Work required: Determine the number of lines containing the word "JSON", and state that figure alone.

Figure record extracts
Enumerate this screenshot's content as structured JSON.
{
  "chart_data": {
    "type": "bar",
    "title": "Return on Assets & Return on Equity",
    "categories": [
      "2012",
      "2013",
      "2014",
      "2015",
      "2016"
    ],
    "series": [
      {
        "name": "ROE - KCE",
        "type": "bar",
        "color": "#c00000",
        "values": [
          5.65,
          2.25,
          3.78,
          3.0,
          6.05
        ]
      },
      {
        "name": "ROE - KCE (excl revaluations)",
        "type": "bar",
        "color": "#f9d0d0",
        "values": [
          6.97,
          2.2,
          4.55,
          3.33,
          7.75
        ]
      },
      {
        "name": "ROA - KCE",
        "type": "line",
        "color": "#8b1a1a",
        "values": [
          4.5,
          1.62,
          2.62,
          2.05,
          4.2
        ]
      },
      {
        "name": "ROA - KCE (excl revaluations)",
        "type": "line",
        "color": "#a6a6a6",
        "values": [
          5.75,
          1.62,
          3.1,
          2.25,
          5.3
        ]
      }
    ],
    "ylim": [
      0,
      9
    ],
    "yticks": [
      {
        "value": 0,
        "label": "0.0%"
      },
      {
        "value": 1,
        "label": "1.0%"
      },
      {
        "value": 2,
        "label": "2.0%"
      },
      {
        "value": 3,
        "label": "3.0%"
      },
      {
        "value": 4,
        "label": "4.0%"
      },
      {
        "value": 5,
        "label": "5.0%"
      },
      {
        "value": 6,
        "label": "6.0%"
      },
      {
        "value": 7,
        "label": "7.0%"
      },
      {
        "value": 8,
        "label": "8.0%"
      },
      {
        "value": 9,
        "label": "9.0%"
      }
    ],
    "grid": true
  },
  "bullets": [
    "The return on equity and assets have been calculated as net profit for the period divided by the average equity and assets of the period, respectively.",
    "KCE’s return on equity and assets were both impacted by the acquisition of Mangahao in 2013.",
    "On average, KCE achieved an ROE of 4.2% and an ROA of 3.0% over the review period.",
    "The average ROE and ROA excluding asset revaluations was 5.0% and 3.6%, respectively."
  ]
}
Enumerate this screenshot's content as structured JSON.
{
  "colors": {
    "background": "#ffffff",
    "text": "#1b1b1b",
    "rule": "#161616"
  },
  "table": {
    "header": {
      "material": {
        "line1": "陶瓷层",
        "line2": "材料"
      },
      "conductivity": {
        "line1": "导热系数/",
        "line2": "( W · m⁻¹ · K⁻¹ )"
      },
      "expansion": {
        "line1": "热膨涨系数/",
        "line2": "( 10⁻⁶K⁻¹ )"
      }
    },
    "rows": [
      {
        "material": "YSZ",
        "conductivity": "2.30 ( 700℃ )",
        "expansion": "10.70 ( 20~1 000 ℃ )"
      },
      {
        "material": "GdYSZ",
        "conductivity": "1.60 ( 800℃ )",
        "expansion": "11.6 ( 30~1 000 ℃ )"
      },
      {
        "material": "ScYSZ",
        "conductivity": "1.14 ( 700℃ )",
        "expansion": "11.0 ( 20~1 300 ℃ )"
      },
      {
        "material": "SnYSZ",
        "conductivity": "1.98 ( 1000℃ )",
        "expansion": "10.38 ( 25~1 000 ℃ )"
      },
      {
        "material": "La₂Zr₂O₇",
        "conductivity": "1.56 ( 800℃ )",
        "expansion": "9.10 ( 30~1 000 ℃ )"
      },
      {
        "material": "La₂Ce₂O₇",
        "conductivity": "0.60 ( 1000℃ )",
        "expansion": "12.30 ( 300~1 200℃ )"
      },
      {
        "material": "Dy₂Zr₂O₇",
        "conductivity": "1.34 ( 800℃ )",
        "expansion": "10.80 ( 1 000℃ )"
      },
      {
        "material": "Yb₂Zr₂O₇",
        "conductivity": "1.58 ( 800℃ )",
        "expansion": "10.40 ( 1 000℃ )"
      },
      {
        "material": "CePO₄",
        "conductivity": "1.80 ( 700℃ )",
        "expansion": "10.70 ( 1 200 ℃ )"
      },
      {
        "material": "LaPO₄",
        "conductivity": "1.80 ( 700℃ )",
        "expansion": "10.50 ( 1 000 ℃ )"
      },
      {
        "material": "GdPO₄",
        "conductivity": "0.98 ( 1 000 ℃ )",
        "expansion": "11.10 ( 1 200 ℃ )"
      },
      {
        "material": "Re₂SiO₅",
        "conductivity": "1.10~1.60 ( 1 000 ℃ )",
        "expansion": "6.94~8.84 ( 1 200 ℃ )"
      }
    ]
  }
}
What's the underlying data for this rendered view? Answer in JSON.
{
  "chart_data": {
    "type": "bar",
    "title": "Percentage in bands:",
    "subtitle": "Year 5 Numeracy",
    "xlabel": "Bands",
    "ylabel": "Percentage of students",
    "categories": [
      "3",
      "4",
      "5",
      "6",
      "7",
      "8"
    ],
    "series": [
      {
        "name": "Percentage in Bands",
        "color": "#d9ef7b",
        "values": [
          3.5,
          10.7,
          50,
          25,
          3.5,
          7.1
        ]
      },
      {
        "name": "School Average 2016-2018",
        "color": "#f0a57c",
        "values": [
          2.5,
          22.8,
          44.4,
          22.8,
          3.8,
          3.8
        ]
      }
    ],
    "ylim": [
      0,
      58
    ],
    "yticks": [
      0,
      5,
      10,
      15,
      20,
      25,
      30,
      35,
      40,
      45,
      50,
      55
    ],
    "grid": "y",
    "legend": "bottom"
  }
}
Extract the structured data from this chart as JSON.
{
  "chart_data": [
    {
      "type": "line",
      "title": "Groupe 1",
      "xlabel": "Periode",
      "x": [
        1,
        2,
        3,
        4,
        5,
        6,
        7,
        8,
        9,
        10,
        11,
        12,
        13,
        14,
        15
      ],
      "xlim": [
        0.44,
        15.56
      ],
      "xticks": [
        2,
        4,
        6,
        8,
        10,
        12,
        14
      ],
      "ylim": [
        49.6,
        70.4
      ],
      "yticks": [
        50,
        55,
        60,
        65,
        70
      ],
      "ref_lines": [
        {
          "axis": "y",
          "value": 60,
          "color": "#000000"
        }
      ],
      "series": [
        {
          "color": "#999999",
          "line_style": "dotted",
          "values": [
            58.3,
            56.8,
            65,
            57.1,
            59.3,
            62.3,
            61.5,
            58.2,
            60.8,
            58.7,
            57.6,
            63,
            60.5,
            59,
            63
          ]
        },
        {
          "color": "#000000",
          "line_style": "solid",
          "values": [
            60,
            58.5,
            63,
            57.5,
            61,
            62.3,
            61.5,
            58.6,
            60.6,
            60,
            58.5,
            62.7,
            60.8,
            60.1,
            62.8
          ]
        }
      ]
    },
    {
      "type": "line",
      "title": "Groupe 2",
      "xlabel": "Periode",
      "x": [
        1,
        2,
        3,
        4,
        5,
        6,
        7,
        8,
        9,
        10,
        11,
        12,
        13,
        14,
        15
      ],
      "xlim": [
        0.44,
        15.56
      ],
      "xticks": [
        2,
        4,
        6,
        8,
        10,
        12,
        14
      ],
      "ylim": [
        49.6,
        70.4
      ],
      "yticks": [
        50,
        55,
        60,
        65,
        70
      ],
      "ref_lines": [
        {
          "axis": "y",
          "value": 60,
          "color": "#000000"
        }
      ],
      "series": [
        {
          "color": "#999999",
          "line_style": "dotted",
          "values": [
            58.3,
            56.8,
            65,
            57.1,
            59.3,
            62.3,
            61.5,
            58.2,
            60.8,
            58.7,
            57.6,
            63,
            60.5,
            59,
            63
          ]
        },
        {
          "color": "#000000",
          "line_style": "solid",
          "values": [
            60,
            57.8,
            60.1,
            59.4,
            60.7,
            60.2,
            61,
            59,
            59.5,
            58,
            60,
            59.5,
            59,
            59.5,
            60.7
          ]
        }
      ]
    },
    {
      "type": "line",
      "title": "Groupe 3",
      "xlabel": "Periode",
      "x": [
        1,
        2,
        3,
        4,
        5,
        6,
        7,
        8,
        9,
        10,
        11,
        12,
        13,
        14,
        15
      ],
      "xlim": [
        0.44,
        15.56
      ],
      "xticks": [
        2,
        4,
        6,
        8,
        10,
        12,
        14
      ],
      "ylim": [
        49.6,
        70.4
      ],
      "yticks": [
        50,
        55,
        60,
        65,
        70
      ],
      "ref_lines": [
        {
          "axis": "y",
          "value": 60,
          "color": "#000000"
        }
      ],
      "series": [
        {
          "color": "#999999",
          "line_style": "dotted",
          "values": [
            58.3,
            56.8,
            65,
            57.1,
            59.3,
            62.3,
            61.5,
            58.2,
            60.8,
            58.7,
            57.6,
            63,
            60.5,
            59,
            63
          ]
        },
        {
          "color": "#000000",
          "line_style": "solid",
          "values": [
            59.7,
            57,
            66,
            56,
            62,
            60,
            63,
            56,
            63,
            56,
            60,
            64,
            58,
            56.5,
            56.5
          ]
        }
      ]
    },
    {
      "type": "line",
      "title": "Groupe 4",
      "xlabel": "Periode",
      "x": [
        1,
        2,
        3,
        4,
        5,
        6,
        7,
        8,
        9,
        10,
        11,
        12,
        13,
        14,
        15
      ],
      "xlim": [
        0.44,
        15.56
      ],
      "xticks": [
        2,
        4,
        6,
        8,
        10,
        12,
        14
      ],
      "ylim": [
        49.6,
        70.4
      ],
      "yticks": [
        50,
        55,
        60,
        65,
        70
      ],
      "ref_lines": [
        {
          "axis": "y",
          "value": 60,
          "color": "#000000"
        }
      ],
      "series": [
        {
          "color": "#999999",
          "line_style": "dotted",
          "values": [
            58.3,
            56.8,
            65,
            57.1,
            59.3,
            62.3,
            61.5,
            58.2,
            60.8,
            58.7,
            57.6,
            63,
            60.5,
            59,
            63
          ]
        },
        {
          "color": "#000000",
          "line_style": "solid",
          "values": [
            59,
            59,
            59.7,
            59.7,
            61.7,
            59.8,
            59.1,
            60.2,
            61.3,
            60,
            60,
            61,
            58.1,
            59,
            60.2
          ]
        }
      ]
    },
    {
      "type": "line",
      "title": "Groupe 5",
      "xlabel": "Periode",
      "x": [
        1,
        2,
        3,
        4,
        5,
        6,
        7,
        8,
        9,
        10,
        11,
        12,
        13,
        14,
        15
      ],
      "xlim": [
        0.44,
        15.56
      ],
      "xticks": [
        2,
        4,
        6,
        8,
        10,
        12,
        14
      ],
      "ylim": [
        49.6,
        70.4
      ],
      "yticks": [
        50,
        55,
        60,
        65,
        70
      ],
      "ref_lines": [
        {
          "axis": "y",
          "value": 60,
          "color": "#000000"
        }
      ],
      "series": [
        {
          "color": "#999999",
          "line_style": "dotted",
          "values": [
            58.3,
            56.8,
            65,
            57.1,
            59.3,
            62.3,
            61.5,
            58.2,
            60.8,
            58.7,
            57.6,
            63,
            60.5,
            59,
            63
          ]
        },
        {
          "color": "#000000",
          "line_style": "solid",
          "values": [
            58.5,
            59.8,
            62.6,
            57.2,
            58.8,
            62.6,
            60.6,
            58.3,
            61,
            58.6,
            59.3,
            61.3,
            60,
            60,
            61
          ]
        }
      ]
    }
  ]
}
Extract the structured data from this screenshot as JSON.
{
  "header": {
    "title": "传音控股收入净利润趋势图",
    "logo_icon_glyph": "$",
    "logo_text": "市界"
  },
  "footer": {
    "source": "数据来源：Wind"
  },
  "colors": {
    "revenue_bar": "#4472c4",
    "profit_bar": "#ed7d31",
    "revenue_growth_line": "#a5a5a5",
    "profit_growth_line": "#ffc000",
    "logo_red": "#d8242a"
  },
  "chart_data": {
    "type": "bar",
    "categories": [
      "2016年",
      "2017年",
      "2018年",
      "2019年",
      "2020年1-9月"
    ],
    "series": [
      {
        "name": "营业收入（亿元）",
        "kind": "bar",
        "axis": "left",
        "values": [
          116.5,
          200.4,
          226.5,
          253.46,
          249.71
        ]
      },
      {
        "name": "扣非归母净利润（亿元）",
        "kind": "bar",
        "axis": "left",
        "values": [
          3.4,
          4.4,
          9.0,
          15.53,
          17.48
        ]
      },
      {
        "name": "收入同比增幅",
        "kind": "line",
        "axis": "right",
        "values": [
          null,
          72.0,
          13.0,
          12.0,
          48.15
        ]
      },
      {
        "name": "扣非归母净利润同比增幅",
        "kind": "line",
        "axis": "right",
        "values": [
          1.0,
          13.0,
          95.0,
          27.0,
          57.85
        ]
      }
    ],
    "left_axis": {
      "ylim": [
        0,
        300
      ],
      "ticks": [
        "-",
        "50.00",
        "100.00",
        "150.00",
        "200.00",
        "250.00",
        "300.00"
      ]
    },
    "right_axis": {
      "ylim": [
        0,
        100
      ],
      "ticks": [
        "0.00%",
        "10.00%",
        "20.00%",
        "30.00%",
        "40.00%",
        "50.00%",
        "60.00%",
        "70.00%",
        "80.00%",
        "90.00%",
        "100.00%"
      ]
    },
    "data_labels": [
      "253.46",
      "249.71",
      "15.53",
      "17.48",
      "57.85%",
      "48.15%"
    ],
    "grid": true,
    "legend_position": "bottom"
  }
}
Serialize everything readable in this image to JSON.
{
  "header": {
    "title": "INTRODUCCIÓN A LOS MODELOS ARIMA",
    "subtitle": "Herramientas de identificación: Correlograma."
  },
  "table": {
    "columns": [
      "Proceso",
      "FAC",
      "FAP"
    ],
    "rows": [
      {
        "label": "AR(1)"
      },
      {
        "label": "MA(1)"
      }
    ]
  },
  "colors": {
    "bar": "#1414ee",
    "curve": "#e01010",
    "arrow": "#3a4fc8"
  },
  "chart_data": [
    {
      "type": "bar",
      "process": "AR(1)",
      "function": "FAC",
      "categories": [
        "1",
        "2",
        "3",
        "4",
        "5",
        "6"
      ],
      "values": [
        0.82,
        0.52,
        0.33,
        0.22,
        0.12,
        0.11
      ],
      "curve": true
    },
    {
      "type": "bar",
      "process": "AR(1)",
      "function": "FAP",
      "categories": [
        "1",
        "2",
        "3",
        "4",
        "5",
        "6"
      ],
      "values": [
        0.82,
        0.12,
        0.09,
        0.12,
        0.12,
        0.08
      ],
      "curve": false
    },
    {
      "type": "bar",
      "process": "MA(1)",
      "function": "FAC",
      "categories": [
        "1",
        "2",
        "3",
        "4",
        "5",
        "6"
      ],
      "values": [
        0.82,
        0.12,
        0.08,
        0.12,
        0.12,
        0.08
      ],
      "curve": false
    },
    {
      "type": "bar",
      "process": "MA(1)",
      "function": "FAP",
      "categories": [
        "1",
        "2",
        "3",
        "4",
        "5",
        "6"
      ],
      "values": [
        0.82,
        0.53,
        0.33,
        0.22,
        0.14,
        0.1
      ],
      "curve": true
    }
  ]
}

Complete answer: 6